[Exercise description] Scan the material that follows. Copy every line containing the word "JSON".
Start of Records provided
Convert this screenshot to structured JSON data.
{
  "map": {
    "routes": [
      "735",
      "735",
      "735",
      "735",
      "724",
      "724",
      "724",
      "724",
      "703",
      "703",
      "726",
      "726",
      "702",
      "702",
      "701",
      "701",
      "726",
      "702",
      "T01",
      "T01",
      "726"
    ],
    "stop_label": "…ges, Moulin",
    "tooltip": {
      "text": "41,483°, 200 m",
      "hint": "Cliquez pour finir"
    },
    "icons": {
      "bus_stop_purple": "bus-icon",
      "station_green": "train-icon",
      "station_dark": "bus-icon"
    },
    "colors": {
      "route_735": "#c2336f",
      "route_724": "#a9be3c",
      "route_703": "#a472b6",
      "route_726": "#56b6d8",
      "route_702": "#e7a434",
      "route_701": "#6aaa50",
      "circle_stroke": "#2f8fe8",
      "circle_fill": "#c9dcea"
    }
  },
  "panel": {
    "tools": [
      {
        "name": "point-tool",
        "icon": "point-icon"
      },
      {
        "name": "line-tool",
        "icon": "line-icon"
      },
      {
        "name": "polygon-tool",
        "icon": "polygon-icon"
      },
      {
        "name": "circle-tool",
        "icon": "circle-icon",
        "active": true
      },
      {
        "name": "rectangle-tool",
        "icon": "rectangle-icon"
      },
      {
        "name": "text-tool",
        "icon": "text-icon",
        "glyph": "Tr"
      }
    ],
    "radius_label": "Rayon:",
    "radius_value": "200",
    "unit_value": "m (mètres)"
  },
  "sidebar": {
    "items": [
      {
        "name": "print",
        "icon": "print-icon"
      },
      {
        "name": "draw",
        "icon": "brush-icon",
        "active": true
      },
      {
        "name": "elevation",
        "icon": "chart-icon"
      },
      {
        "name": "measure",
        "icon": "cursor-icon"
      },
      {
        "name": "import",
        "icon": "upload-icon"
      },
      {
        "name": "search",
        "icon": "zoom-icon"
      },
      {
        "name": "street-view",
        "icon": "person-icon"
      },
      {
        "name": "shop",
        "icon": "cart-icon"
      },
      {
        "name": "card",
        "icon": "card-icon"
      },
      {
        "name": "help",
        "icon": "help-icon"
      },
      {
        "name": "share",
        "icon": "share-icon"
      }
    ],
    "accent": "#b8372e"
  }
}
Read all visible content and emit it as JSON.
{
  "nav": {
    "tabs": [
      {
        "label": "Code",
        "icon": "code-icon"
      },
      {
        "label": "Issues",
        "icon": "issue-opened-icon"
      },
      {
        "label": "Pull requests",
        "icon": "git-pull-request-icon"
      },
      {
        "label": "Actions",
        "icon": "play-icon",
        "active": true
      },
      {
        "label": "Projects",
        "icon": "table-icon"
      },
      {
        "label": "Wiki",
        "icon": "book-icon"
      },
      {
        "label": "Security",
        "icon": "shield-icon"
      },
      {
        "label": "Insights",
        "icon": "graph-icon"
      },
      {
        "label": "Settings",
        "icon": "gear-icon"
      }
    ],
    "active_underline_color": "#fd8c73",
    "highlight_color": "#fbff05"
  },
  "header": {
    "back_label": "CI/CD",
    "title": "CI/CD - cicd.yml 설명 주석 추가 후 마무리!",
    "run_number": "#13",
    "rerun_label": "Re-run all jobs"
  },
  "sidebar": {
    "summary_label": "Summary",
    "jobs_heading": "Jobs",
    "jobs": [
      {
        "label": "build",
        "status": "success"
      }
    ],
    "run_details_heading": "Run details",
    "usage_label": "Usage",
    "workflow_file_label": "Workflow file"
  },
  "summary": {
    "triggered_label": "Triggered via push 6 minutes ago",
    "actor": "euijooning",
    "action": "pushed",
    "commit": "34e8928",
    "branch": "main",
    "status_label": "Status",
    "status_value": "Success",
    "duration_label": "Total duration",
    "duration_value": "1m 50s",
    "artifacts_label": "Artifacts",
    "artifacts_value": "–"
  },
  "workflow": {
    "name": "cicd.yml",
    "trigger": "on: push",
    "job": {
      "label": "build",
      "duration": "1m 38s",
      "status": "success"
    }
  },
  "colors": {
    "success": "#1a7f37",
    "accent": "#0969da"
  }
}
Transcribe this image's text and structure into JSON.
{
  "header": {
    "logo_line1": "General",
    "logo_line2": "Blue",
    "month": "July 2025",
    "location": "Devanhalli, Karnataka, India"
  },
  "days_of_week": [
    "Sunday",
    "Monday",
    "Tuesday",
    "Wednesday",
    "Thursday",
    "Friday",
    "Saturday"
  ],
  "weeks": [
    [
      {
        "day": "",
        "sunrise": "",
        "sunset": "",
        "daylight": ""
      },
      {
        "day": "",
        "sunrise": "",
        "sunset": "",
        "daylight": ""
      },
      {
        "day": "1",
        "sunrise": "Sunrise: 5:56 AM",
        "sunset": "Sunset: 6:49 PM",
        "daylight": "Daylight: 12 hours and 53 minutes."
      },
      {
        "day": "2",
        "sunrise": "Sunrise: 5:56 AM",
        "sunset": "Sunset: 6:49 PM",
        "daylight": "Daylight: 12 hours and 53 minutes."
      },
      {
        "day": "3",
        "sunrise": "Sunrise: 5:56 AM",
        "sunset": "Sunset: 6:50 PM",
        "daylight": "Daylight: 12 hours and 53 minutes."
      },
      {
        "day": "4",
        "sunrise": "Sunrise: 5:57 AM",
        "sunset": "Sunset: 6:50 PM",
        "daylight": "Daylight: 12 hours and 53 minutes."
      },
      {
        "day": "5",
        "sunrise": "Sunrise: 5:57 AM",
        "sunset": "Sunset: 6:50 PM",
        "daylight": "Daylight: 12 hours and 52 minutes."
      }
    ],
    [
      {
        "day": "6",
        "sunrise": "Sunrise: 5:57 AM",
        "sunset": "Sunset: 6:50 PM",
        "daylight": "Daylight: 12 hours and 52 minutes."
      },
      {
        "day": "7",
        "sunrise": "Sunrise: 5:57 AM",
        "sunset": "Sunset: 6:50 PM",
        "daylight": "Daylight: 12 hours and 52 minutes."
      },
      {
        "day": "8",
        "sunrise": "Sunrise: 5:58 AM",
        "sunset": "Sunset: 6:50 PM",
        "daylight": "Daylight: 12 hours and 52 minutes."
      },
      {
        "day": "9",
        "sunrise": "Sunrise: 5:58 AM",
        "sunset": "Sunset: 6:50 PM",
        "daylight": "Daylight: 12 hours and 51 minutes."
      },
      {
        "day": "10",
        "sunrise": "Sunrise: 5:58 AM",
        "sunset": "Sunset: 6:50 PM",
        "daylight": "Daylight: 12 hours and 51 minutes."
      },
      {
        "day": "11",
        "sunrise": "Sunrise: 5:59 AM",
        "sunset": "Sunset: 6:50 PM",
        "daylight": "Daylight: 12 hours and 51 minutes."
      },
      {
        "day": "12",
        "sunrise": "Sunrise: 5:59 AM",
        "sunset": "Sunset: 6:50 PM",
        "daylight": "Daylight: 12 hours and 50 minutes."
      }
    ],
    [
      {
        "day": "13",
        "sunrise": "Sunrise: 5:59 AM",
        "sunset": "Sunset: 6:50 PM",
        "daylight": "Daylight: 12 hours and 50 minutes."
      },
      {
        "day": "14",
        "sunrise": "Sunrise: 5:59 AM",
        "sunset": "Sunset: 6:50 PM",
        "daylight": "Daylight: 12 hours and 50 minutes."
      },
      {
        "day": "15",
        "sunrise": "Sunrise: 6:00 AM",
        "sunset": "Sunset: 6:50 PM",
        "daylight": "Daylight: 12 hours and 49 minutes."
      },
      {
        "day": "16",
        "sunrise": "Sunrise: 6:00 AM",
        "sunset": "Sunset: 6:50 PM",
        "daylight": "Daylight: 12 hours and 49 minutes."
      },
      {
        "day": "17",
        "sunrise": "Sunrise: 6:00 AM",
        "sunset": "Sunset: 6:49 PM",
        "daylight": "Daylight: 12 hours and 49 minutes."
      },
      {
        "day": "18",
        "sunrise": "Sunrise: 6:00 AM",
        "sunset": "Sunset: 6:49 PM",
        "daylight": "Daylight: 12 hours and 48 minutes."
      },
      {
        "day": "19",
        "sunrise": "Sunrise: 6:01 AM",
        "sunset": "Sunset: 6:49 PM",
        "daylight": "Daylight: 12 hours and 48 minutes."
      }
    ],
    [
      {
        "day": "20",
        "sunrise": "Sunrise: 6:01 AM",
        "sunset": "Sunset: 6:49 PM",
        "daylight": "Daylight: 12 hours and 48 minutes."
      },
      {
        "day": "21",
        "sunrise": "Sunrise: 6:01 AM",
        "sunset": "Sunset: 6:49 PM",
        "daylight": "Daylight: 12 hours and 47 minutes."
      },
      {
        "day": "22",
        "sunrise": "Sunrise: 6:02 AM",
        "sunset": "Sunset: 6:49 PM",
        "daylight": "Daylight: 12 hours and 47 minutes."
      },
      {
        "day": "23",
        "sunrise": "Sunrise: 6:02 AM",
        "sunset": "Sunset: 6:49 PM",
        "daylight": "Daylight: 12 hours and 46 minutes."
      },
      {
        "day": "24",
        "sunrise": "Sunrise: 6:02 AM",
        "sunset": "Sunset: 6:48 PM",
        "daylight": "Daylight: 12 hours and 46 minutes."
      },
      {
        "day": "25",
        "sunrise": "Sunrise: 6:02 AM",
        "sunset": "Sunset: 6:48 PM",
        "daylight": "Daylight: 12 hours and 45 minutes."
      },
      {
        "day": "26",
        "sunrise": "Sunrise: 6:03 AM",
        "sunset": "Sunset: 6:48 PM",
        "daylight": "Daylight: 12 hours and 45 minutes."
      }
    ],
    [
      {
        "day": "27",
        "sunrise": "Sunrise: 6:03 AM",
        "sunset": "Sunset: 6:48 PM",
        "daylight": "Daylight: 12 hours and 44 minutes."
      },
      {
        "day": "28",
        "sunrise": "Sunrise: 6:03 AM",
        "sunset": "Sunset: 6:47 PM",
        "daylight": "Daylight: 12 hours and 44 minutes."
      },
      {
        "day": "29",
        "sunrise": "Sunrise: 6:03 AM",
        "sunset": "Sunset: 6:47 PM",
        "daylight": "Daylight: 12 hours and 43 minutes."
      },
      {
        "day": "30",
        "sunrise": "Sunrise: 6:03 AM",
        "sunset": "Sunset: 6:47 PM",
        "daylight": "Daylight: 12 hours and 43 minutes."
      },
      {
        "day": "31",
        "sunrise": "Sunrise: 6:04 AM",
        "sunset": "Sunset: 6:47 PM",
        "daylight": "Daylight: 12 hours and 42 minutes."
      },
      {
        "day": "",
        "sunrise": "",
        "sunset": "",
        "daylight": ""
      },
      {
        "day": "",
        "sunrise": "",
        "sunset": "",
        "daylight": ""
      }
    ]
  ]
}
End of Records provided
[Task output]
Convert this screenshot to structured JSON data.
Read all visible content and emit it as JSON.
Transcribe this image's text and structure into JSON.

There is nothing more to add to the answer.